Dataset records
______

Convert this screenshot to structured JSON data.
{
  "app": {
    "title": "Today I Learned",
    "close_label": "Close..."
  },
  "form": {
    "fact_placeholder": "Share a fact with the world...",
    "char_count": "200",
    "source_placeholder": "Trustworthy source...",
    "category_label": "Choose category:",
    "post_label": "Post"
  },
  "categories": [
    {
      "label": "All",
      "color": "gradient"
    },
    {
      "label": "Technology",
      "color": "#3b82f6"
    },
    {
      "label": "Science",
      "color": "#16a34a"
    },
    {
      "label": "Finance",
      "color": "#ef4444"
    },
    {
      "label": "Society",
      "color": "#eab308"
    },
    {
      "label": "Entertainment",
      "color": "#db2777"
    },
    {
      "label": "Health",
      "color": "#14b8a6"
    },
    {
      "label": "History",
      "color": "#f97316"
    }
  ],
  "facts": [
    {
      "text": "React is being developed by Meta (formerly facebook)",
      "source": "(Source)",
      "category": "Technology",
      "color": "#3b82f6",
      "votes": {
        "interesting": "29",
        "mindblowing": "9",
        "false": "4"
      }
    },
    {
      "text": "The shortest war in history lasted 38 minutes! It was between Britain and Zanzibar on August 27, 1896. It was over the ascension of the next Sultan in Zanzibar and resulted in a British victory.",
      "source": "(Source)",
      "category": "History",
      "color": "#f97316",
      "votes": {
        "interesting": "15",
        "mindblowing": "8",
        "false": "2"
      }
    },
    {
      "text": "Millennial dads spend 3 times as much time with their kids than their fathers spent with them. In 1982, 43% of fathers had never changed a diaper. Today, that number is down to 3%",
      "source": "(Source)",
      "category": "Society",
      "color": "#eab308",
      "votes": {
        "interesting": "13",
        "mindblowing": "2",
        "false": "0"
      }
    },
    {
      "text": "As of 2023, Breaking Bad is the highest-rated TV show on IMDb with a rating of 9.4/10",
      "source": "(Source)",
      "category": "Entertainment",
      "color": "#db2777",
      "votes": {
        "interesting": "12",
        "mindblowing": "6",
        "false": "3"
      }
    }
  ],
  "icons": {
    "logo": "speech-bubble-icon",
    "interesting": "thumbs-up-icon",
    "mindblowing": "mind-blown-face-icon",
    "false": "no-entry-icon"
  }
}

______

Search the listing above for the string "Technology". Copy every line that contains it.

### Finished task
      "label": "Technology",
      "category": "Technology",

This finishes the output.